__The task__:
Copy all lines in which the word "Python程序设计" can be found.
─── Raw records
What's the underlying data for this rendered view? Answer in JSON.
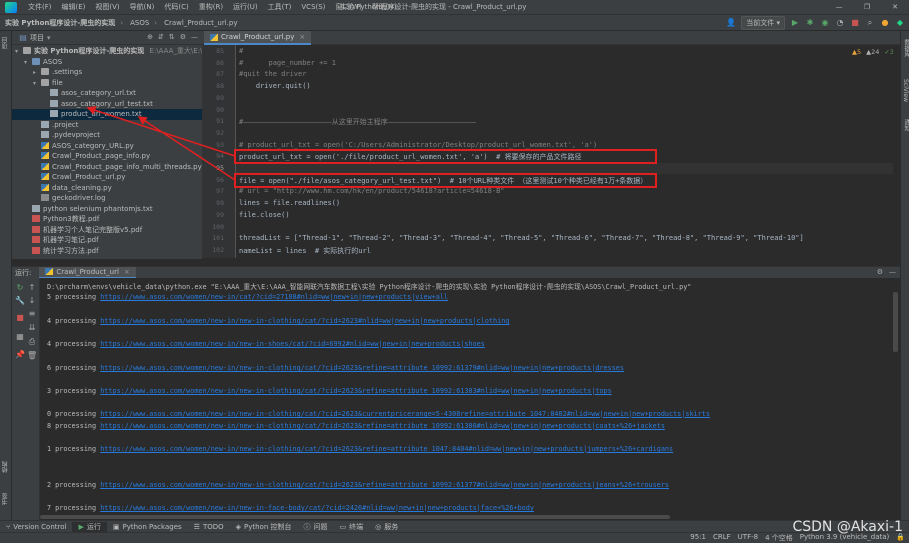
{
  "menubar": {
    "items": [
      "文件(F)",
      "编辑(E)",
      "视图(V)",
      "导航(N)",
      "代码(C)",
      "重构(R)",
      "运行(U)",
      "工具(T)",
      "VCS(S)",
      "窗口(W)",
      "帮助(H)"
    ],
    "title": "实验 Python程序设计-爬虫的实现 - Crawl_Product_url.py",
    "min": "—",
    "max": "❐",
    "close": "✕"
  },
  "navbar": {
    "crumbs": [
      "实验 Python程序设计-爬虫的实现",
      "ASOS",
      "Crawl_Product_url.py"
    ],
    "run_config": "当前文件 ▾"
  },
  "project": {
    "label": "项目",
    "root": "实验 Python程序设计-爬虫的实现",
    "root_path": "E:\\AAA_重大\\E:\\A",
    "items": [
      {
        "name": "ASOS",
        "indent": 1,
        "type": "folder-blue",
        "arrow": "▾"
      },
      {
        "name": ".settings",
        "indent": 2,
        "type": "folder",
        "arrow": "▸"
      },
      {
        "name": "file",
        "indent": 2,
        "type": "folder",
        "arrow": "▾"
      },
      {
        "name": "asos_category_url.txt",
        "indent": 3,
        "type": "txt",
        "arrow": ""
      },
      {
        "name": "asos_category_url_test.txt",
        "indent": 3,
        "type": "txt",
        "arrow": ""
      },
      {
        "name": "product_url_women.txt",
        "indent": 3,
        "type": "txt",
        "arrow": "",
        "selected": true
      },
      {
        "name": ".project",
        "indent": 2,
        "type": "txt",
        "arrow": ""
      },
      {
        "name": ".pydevproject",
        "indent": 2,
        "type": "txt",
        "arrow": ""
      },
      {
        "name": "ASOS_category_URL.py",
        "indent": 2,
        "type": "py",
        "arrow": ""
      },
      {
        "name": "Crawl_Product_page_info.py",
        "indent": 2,
        "type": "py",
        "arrow": ""
      },
      {
        "name": "Crawl_Product_page_info_multi_threads.py",
        "indent": 2,
        "type": "py",
        "arrow": ""
      },
      {
        "name": "Crawl_Product_url.py",
        "indent": 2,
        "type": "py",
        "arrow": ""
      },
      {
        "name": "data_cleaning.py",
        "indent": 2,
        "type": "py",
        "arrow": ""
      },
      {
        "name": "geckodriver.log",
        "indent": 2,
        "type": "log",
        "arrow": ""
      },
      {
        "name": "python selenium phantomjs.txt",
        "indent": 1,
        "type": "txt",
        "arrow": ""
      },
      {
        "name": "Python3教程.pdf",
        "indent": 1,
        "type": "pdf",
        "arrow": ""
      },
      {
        "name": "机器学习个人笔记完整版v5.pdf",
        "indent": 1,
        "type": "pdf",
        "arrow": ""
      },
      {
        "name": "机器学习笔记.pdf",
        "indent": 1,
        "type": "pdf",
        "arrow": ""
      },
      {
        "name": "统计学习方法.pdf",
        "indent": 1,
        "type": "pdf",
        "arrow": ""
      }
    ]
  },
  "editor": {
    "tab": "Crawl_Product_url.py",
    "inspections": {
      "warn1": "▲5",
      "warn2": "▲24",
      "ok": "✓3"
    },
    "lines": [
      {
        "n": "85",
        "text": "#",
        "cls": "cmt"
      },
      {
        "n": "86",
        "text": "#      page_number += 1",
        "cls": "cmt"
      },
      {
        "n": "87",
        "text": "#quit the driver",
        "cls": "cmt"
      },
      {
        "n": "88",
        "text": "    driver.quit()",
        "cls": ""
      },
      {
        "n": "89",
        "text": "",
        "cls": ""
      },
      {
        "n": "90",
        "text": "",
        "cls": ""
      },
      {
        "n": "91",
        "text": "#—————————————————————从这里开始主程序—————————————————————",
        "cls": "cmt"
      },
      {
        "n": "92",
        "text": "",
        "cls": ""
      },
      {
        "n": "93",
        "text": "# product_url_txt = open('C:/Users/Administrator/Desktop/product_url_women.txt', 'a')",
        "cls": "cmt"
      },
      {
        "n": "94",
        "text": "product_url_txt = open('./file/product_url_women.txt', 'a')  # 将要保存的产品文件路径",
        "cls": ""
      },
      {
        "n": "95",
        "text": "",
        "cls": "",
        "current": true
      },
      {
        "n": "96",
        "text": "file = open(\"./file/asos_category_url_test.txt\")  # 10个URL种类文件 （这里测试10个种类已经有1万+条数据）",
        "cls": ""
      },
      {
        "n": "97",
        "text": "# url = \"http://www.hm.com/hk/en/product/54618?article=54618-B\"",
        "cls": "cmt"
      },
      {
        "n": "98",
        "text": "lines = file.readlines()",
        "cls": ""
      },
      {
        "n": "99",
        "text": "file.close()",
        "cls": ""
      },
      {
        "n": "100",
        "text": "",
        "cls": ""
      },
      {
        "n": "101",
        "text": "threadList = [\"Thread-1\", \"Thread-2\", \"Thread-3\", \"Thread-4\", \"Thread-5\", \"Thread-6\", \"Thread-7\", \"Thread-8\", \"Thread-9\", \"Thread-10\"]",
        "cls": ""
      },
      {
        "n": "102",
        "text": "nameList = lines  # 实际执行的url",
        "cls": ""
      }
    ]
  },
  "run": {
    "label": "运行:",
    "tab": "Crawl_Product_url",
    "command": "D:\\prcharm\\envs\\vehicle_data\\python.exe \"E:\\AAA_重大\\E:\\AAA_智能网联汽车数据工程\\实验 Python程序设计-爬虫的实现\\实验 Python程序设计-爬虫的实现\\ASOS\\Crawl_Product_url.py\"",
    "lines": [
      {
        "prefix": "5 processing ",
        "url": "https://www.asos.com/women/new-in/cat/?cid=27108#nlid=ww|new+in|new+products|view+all"
      },
      {
        "prefix": "4 processing ",
        "url": "https://www.asos.com/women/new-in/new-in-clothing/cat/?cid=2623#nlid=ww|new+in|new+products|clothing"
      },
      {
        "prefix": "4 processing ",
        "url": "https://www.asos.com/women/new-in/new-in-shoes/cat/?cid=6992#nlid=ww|new+in|new+products|shoes"
      },
      {
        "prefix": "6 processing ",
        "url": "https://www.asos.com/women/new-in/new-in-clothing/cat/?cid=2623&refine=attribute_10992:61379#nlid=ww|new+in|new+products|dresses"
      },
      {
        "prefix": "3 processing ",
        "url": "https://www.asos.com/women/new-in/new-in-clothing/cat/?cid=2623&refine=attribute_10992:61383#nlid=ww|new+in|new+products|tops"
      },
      {
        "prefix": "0 processing ",
        "url": "https://www.asos.com/women/new-in/new-in-clothing/cat/?cid=2623&currentpricerange=5-4308refine=attribute_1047:8402#nlid=ww|new+in|new+products|skirts"
      },
      {
        "prefix": "8 processing ",
        "url": "https://www.asos.com/women/new-in/new-in-clothing/cat/?cid=2623&refine=attribute_10992:61380#nlid=ww|new+in|new+products|coats+%26+jackets"
      },
      {
        "prefix": "1 processing ",
        "url": "https://www.asos.com/women/new-in/new-in-clothing/cat/?cid=2623&refine=attribute_1047:8404#nlid=ww|new+in|new+products|jumpers+%26+cardigans"
      },
      {
        "prefix": "2 processing ",
        "url": "https://www.asos.com/women/new-in/new-in-clothing/cat/?cid=2623&refine=attribute_10992:61377#nlid=ww|new+in|new+products|jeans+%26+trousers"
      },
      {
        "prefix": "7 processing ",
        "url": "https://www.asos.com/women/new-in/new-in-face-body/cat/?cid=2426#nlid=ww|new+in|new+products|face+%26+body"
      }
    ]
  },
  "bottom_tabs": [
    "Version Control",
    "运行",
    "Python Packages",
    "TODO",
    "Python 控制台",
    "问题",
    "终端",
    "服务"
  ],
  "statusbar": {
    "message": "",
    "position": "95:1",
    "line_sep": "CRLF",
    "encoding": "UTF-8",
    "indent": "4 个空格",
    "interpreter": "Python 3.9 (vehicle_data)"
  },
  "watermark": "CSDN @Akaxi-1",
  "colors": {
    "highlight_box": "#e02020",
    "accent": "#4a88c7",
    "link": "#287bde"
  }
}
──────
__Answer for the task__:
    "title": "实验 Python程序设计-爬虫的实现 - Crawl_Product_url.py",
      "实验 Python程序设计-爬虫的实现",
    "root": "实验 Python程序设计-爬虫的实现",
    "command": "D:\\prcharm\\envs\\vehicle_data\\python.exe \"E:\\AAA_重大\\E:\\AAA_智能网联汽车数据工程\\实验 Python程序设计-爬虫的实现\\实验 Python程序设计-爬虫的实现\\ASOS\\Crawl_Product_url.py\"",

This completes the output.